---------- Dataset excerpts ----------
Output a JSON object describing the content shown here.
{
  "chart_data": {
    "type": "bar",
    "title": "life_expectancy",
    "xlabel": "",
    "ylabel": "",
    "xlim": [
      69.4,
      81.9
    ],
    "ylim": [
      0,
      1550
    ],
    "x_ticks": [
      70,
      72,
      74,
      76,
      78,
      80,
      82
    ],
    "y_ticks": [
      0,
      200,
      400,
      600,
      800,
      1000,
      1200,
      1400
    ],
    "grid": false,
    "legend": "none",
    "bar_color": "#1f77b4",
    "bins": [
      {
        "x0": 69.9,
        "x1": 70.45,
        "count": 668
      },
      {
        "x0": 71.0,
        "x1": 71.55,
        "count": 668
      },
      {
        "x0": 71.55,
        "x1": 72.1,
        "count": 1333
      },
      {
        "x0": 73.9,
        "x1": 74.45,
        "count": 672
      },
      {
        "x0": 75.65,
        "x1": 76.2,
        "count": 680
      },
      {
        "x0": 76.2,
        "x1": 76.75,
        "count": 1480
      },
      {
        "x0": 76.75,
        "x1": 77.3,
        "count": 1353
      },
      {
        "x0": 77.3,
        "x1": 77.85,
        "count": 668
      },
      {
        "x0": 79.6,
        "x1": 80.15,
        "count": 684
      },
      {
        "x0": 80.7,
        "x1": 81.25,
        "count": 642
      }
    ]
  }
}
----------
## Exercise details
Where a line contains the string "count", extract that line.

## Full solution
        "count": 668
        "count": 668
        "count": 1333
        "count": 672
        "count": 680
        "count": 1480
        "count": 1353
        "count": 668
        "count": 684
        "count": 642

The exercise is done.